**Task requirements:** Pick out each line below containing "CyberCity".

**** Record list

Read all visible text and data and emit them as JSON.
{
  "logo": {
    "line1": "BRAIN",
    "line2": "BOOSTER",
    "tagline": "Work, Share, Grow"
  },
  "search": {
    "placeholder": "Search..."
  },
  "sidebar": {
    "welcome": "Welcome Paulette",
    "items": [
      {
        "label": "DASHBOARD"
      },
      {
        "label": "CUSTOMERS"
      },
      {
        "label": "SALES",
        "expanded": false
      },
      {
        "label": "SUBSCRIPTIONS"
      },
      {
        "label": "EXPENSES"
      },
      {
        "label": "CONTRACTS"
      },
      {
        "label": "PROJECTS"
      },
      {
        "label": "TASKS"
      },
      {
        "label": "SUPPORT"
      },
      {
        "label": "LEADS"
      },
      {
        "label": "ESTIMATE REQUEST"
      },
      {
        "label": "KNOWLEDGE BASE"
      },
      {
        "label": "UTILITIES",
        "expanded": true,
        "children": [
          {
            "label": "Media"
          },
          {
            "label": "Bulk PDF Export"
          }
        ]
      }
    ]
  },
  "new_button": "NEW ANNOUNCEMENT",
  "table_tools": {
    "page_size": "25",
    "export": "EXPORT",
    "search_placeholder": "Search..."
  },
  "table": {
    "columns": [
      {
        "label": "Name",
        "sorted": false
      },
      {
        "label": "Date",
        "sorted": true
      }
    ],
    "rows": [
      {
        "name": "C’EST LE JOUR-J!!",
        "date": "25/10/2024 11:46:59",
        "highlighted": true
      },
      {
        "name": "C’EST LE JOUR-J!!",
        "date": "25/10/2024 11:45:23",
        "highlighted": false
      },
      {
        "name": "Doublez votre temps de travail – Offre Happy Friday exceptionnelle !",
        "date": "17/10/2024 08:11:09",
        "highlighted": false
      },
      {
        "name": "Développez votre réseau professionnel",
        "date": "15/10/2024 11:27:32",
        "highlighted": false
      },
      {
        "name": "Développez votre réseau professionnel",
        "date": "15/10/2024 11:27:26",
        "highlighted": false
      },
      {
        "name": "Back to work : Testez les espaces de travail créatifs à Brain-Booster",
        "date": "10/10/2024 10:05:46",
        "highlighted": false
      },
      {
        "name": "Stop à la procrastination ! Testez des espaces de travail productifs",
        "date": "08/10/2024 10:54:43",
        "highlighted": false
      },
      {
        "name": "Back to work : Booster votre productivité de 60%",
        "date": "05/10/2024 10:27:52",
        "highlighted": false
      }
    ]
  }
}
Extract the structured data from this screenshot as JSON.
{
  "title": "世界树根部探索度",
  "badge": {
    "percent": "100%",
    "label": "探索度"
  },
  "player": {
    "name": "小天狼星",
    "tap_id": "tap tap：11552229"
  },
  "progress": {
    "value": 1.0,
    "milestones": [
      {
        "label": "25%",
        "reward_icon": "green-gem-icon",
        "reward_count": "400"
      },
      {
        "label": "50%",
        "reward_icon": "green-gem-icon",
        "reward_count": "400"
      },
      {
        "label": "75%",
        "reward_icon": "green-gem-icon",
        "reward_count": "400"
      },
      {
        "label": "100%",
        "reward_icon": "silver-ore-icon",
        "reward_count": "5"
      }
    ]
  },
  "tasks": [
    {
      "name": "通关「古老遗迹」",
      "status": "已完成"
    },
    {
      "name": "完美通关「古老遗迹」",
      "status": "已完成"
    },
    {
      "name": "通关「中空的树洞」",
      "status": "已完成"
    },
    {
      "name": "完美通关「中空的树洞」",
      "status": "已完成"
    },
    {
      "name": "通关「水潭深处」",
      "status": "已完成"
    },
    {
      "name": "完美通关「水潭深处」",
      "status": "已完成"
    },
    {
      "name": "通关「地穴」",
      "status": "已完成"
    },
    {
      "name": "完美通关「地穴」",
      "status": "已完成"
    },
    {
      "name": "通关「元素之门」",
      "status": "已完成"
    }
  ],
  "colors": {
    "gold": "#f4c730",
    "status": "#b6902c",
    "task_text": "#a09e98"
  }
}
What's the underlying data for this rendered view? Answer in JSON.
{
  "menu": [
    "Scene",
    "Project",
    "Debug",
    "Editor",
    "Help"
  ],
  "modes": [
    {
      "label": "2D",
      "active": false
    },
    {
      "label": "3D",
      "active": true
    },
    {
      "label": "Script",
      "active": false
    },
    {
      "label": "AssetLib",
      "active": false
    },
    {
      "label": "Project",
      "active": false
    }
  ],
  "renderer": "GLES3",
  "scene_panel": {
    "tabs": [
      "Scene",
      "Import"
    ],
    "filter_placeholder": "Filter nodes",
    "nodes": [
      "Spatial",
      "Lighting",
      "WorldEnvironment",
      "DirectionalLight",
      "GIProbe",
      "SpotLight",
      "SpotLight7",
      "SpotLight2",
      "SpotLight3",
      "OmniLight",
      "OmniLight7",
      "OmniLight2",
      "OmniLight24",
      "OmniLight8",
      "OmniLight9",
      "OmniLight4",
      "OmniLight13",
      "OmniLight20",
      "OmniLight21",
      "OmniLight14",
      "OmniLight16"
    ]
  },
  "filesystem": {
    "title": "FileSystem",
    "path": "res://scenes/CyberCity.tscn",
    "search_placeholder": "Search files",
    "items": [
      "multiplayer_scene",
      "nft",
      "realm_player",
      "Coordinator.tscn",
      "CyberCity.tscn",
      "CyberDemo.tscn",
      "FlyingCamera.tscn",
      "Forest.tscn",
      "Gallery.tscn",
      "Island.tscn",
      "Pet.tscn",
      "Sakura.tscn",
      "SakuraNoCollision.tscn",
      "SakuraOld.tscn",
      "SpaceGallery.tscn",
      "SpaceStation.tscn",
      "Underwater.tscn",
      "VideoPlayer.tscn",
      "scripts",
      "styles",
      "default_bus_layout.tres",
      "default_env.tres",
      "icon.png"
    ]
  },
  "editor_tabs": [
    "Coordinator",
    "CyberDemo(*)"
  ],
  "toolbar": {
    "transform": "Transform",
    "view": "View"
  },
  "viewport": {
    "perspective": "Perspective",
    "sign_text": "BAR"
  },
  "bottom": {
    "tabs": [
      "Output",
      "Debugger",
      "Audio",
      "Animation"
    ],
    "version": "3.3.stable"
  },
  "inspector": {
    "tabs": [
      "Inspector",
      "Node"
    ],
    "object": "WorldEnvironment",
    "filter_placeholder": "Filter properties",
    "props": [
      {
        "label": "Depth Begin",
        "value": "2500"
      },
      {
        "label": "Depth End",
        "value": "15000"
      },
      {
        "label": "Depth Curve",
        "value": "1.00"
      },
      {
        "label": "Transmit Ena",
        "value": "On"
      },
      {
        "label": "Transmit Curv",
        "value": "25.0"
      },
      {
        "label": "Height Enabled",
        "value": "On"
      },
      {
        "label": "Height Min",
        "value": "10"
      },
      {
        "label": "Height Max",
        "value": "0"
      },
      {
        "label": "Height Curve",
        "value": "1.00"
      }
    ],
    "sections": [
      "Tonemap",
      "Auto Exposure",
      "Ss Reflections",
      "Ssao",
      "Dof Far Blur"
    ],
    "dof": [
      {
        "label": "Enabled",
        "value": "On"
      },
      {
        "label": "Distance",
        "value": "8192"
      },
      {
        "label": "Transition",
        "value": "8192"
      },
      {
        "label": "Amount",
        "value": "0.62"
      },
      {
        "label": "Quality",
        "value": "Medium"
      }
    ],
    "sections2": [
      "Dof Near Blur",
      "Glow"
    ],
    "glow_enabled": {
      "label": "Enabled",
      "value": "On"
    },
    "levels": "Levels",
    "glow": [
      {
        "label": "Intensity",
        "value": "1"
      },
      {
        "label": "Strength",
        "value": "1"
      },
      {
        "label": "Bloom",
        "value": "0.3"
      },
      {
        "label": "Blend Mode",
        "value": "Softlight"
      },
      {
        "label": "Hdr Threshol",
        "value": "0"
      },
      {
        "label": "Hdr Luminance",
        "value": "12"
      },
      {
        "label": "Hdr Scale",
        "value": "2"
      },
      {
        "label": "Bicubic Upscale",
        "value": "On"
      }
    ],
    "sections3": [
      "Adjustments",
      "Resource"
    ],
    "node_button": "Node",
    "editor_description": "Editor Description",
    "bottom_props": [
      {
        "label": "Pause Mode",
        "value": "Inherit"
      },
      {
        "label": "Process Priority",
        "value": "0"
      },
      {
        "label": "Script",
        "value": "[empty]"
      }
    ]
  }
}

********

**Reply to the task:**
    "path": "res://scenes/CyberCity.tscn",
      "CyberCity.tscn",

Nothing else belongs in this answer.